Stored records
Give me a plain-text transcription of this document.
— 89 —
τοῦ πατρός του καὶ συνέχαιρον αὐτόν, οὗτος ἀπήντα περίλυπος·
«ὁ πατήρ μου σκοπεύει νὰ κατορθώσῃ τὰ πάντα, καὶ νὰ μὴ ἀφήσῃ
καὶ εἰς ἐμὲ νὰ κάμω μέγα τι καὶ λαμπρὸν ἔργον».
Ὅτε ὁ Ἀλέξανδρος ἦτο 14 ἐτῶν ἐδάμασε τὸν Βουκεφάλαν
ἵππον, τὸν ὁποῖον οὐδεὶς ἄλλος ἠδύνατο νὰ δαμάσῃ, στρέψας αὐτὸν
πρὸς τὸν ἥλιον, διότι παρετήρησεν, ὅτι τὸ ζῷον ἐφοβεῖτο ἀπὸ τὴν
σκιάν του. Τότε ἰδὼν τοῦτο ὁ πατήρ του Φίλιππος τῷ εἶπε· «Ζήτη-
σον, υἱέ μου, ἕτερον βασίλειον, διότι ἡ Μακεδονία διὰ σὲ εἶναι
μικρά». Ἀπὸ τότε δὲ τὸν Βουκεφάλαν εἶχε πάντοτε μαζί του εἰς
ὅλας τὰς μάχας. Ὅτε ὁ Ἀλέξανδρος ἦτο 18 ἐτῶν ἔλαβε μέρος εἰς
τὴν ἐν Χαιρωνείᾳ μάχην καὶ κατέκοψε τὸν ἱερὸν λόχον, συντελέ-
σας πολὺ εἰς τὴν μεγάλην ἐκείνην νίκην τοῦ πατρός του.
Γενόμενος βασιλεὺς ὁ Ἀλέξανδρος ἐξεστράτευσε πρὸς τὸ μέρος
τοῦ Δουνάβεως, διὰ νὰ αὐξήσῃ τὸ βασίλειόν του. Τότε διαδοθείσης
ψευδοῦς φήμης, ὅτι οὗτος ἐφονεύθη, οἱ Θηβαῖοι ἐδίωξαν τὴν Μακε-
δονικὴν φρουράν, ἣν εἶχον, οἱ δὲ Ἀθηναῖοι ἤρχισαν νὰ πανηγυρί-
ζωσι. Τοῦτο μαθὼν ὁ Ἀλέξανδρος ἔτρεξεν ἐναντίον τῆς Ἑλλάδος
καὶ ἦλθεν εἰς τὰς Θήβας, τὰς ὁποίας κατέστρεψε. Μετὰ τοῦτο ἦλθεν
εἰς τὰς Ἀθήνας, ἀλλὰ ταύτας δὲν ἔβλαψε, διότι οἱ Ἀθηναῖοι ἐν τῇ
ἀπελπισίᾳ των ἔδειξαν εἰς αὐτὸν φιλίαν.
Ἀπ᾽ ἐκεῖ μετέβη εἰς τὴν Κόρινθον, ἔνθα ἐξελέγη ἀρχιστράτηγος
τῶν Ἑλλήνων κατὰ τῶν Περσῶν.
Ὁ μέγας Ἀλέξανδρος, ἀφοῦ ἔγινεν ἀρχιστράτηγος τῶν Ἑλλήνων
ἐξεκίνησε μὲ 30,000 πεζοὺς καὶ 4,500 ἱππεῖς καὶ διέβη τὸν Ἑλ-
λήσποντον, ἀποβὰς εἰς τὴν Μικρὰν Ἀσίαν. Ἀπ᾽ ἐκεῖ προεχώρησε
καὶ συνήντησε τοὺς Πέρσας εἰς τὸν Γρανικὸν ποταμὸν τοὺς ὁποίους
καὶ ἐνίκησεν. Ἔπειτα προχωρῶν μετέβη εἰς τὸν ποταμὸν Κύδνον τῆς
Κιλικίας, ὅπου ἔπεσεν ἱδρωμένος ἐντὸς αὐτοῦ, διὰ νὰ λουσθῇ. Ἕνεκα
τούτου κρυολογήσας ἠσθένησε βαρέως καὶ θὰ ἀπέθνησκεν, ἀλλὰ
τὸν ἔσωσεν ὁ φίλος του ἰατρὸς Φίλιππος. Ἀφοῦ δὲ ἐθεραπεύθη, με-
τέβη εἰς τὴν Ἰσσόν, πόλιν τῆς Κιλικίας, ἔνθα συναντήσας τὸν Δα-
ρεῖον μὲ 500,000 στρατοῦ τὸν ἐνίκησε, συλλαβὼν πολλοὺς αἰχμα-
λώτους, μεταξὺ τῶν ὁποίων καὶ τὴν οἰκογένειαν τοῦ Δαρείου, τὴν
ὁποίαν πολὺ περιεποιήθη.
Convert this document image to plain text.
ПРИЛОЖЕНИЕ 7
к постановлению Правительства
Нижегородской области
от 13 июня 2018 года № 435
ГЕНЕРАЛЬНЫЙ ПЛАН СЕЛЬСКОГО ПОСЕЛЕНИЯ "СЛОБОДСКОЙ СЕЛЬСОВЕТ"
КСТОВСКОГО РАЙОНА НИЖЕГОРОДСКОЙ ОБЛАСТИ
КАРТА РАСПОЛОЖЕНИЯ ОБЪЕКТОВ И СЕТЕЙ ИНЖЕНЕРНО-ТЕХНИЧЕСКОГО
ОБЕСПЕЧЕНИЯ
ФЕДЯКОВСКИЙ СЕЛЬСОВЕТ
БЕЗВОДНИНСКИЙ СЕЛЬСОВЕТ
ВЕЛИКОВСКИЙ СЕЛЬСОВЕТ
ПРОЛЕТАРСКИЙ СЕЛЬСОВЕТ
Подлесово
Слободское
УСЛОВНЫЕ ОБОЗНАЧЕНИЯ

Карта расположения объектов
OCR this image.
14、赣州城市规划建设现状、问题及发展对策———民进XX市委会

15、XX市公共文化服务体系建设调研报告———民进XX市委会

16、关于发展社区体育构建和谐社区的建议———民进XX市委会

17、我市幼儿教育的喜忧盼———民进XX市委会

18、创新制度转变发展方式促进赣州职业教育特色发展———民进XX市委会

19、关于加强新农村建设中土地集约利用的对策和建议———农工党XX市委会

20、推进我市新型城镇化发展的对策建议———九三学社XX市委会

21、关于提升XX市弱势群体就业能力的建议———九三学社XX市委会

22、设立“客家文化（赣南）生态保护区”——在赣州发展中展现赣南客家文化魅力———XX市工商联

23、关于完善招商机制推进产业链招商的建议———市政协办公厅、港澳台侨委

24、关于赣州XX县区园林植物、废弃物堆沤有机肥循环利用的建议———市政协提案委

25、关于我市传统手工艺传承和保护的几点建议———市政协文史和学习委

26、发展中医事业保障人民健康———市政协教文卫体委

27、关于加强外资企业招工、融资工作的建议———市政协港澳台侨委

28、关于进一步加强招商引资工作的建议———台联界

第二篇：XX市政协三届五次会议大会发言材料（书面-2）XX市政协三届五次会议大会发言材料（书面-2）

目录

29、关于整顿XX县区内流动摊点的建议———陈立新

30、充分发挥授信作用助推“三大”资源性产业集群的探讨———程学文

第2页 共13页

### WHAT IS ASKED:
Print the material verbatim, all of it.

### THE RESPONSE:
Give me a plain-text transcription of this document.
— 89 —
τοῦ πατρός του καὶ συνέχαιρον αὐτόν, οὗτος ἀπήντα περίλυπος·
«ὁ πατήρ μου σκοπεύει νὰ κατορθώσῃ τὰ πάντα, καὶ νὰ μὴ ἀφήσῃ
καὶ εἰς ἐμὲ νὰ κάμω μέγα τι καὶ λαμπρὸν ἔργον».
Ὅτε ὁ Ἀλέξανδρος ἦτο 14 ἐτῶν ἐδάμασε τὸν Βουκεφάλαν
ἵππον, τὸν ὁποῖον οὐδεὶς ἄλλος ἠδύνατο νὰ δαμάσῃ, στρέψας αὐτὸν
πρὸς τὸν ἥλιον, διότι παρετήρησεν, ὅτι τὸ ζῷον ἐφοβεῖτο ἀπὸ τὴν
σκιάν του. Τότε ἰδὼν τοῦτο ὁ πατήρ του Φίλιππος τῷ εἶπε· «Ζήτη-
σον, υἱέ μου, ἕτερον βασίλειον, διότι ἡ Μακεδονία διὰ σὲ εἶναι
μικρά». Ἀπὸ τότε δὲ τὸν Βουκεφάλαν εἶχε πάντοτε μαζί του εἰς
ὅλας τὰς μάχας. Ὅτε ὁ Ἀλέξανδρος ἦτο 18 ἐτῶν ἔλαβε μέρος εἰς
τὴν ἐν Χαιρωνείᾳ μάχην καὶ κατέκοψε τὸν ἱερὸν λόχον, συντελέ-
σας πολὺ εἰς τὴν μεγάλην ἐκείνην νίκην τοῦ πατρός του.
Γενόμενος βασιλεὺς ὁ Ἀλέξανδρος ἐξεστράτευσε πρὸς τὸ μέρος
τοῦ Δουνάβεως, διὰ νὰ αὐξήσῃ τὸ βασίλειόν του. Τότε διαδοθείσης
ψευδοῦς φήμης, ὅτι οὗτος ἐφονεύθη, οἱ Θηβαῖοι ἐδίωξαν τὴν Μακε-
δονικὴν φρουράν, ἣν εἶχον, οἱ δὲ Ἀθηναῖοι ἤρχισαν νὰ πανηγυρί-
ζωσι. Τοῦτο μαθὼν ὁ Ἀλέξανδρος ἔτρεξεν ἐναντίον τῆς Ἑλλάδος
καὶ ἦλθεν εἰς τὰς Θήβας, τὰς ὁποίας κατέστρεψε. Μετὰ τοῦτο ἦλθεν
εἰς τὰς Ἀθήνας, ἀλλὰ ταύτας δὲν ἔβλαψε, διότι οἱ Ἀθηναῖοι ἐν τῇ
ἀπελπισίᾳ των ἔδειξαν εἰς αὐτὸν φιλίαν.
Ἀπ᾽ ἐκεῖ μετέβη εἰς τὴν Κόρινθον, ἔνθα ἐξελέγη ἀρχιστράτηγος
τῶν Ἑλλήνων κατὰ τῶν Περσῶν.
Ὁ μέγας Ἀλέξανδρος, ἀφοῦ ἔγινεν ἀρχιστράτηγος τῶν Ἑλλήνων
ἐξεκίνησε μὲ 30,000 πεζοὺς καὶ 4,500 ἱππεῖς καὶ διέβη τὸν Ἑλ-
λήσποντον, ἀποβὰς εἰς τὴν Μικρὰν Ἀσίαν. Ἀπ᾽ ἐκεῖ προεχώρησε
καὶ συνήντησε τοὺς Πέρσας εἰς τὸν Γρανικὸν ποταμὸν τοὺς ὁποίους
καὶ ἐνίκησεν. Ἔπειτα προχωρῶν μετέβη εἰς τὸν ποταμὸν Κύδνον τῆς
Κιλικίας, ὅπου ἔπεσεν ἱδρωμένος ἐντὸς αὐτοῦ, διὰ νὰ λουσθῇ. Ἕνεκα
τούτου κρυολογήσας ἠσθένησε βαρέως καὶ θὰ ἀπέθνησκεν, ἀλλὰ
τὸν ἔσωσεν ὁ φίλος του ἰατρὸς Φίλιππος. Ἀφοῦ δὲ ἐθεραπεύθη, με-
τέβη εἰς τὴν Ἰσσόν, πόλιν τῆς Κιλικίας, ἔνθα συναντήσας τὸν Δα-
ρεῖον μὲ 500,000 στρατοῦ τὸν ἐνίκησε, συλλαβὼν πολλοὺς αἰχμα-
λώτους, μεταξὺ τῶν ὁποίων καὶ τὴν οἰκογένειαν τοῦ Δαρείου, τὴν
ὁποίαν πολὺ περιεποιήθη.
Convert this document image to plain text.
ПРИЛОЖЕНИЕ 7
к постановлению Правительства
Нижегородской области
от 13 июня 2018 года № 435
ГЕНЕРАЛЬНЫЙ ПЛАН СЕЛЬСКОГО ПОСЕЛЕНИЯ "СЛОБОДСКОЙ СЕЛЬСОВЕТ"
КСТОВСКОГО РАЙОНА НИЖЕГОРОДСКОЙ ОБЛАСТИ
КАРТА РАСПОЛОЖЕНИЯ ОБЪЕКТОВ И СЕТЕЙ ИНЖЕНЕРНО-ТЕХНИЧЕСКОГО
ОБЕСПЕЧЕНИЯ
ФЕДЯКОВСКИЙ СЕЛЬСОВЕТ
БЕЗВОДНИНСКИЙ СЕЛЬСОВЕТ
ВЕЛИКОВСКИЙ СЕЛЬСОВЕТ
ПРОЛЕТАРСКИЙ СЕЛЬСОВЕТ
Подлесово
Слободское
УСЛОВНЫЕ ОБОЗНАЧЕНИЯ

Карта расположения объектов
OCR this image.
14、赣州城市规划建设现状、问题及发展对策———民进XX市委会

15、XX市公共文化服务体系建设调研报告———民进XX市委会

16、关于发展社区体育构建和谐社区的建议———民进XX市委会

17、我市幼儿教育的喜忧盼———民进XX市委会

18、创新制度转变发展方式促进赣州职业教育特色发展———民进XX市委会

19、关于加强新农村建设中土地集约利用的对策和建议———农工党XX市委会

20、推进我市新型城镇化发展的对策建议———九三学社XX市委会

21、关于提升XX市弱势群体就业能力的建议———九三学社XX市委会

22、设立“客家文化（赣南）生态保护区”——在赣州发展中展现赣南客家文化魅力———XX市工商联

23、关于完善招商机制推进产业链招商的建议———市政协办公厅、港澳台侨委

24、关于赣州XX县区园林植物、废弃物堆沤有机肥循环利用的建议———市政协提案委

25、关于我市传统手工艺传承和保护的几点建议———市政协文史和学习委

26、发展中医事业保障人民健康———市政协教文卫体委

27、关于加强外资企业招工、融资工作的建议———市政协港澳台侨委

28、关于进一步加强招商引资工作的建议———台联界

第二篇：XX市政协三届五次会议大会发言材料（书面-2）XX市政协三届五次会议大会发言材料（书面-2）

目录

29、关于整顿XX县区内流动摊点的建议———陈立新

30、充分发挥授信作用助推“三大”资源性产业集群的探讨———程学文

第2页 共13页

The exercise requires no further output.